=== Requirements ===
Each line below should be retyped exactly, with no pictures.

____ Records provided

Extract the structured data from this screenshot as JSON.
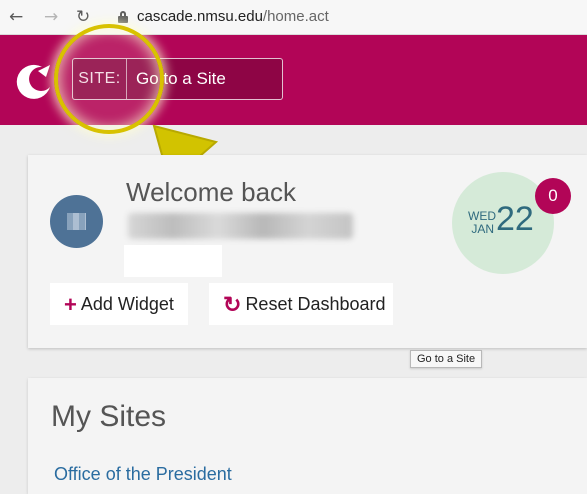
{
  "browser": {
    "back_icon": "←",
    "forward_icon": "→",
    "reload_icon": "↻",
    "url_host": "cascade.nmsu.edu",
    "url_path": "/home.act"
  },
  "header": {
    "brand_color": "#b20557",
    "site_label": "SITE:",
    "site_value": "Go to a Site"
  },
  "welcome": {
    "title": "Welcome back",
    "add_widget_icon": "+",
    "add_widget_label": "Add Widget",
    "reset_icon": "↻",
    "reset_label": "Reset Dashboard",
    "date_weekday": "WED",
    "date_month": "JAN",
    "date_day": "22",
    "notification_count": "0"
  },
  "tooltip": {
    "text": "Go to a Site"
  },
  "my_sites": {
    "title": "My Sites",
    "items": [
      {
        "label": "Office of the President"
      }
    ]
  },
  "annotation": {
    "highlight_color": "#d8c200"
  }
}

________

=== Complete response ===
Extract the structured data from this screenshot as JSON.
{
  "browser": {
    "back_icon": "←",
    "forward_icon": "→",
    "reload_icon": "↻",
    "url_host": "cascade.nmsu.edu",
    "url_path": "/home.act"
  },
  "header": {
    "brand_color": "#b20557",
    "site_label": "SITE:",
    "site_value": "Go to a Site"
  },
  "welcome": {
    "title": "Welcome back",
    "add_widget_icon": "+",
    "add_widget_label": "Add Widget",
    "reset_icon": "↻",
    "reset_label": "Reset Dashboard",
    "date_weekday": "WED",
    "date_month": "JAN",
    "date_day": "22",
    "notification_count": "0"
  },
  "tooltip": {
    "text": "Go to a Site"
  },
  "my_sites": {
    "title": "My Sites",
    "items": [
      {
        "label": "Office of the President"
      }
    ]
  },
  "annotation": {
    "highlight_color": "#d8c200"
  }
}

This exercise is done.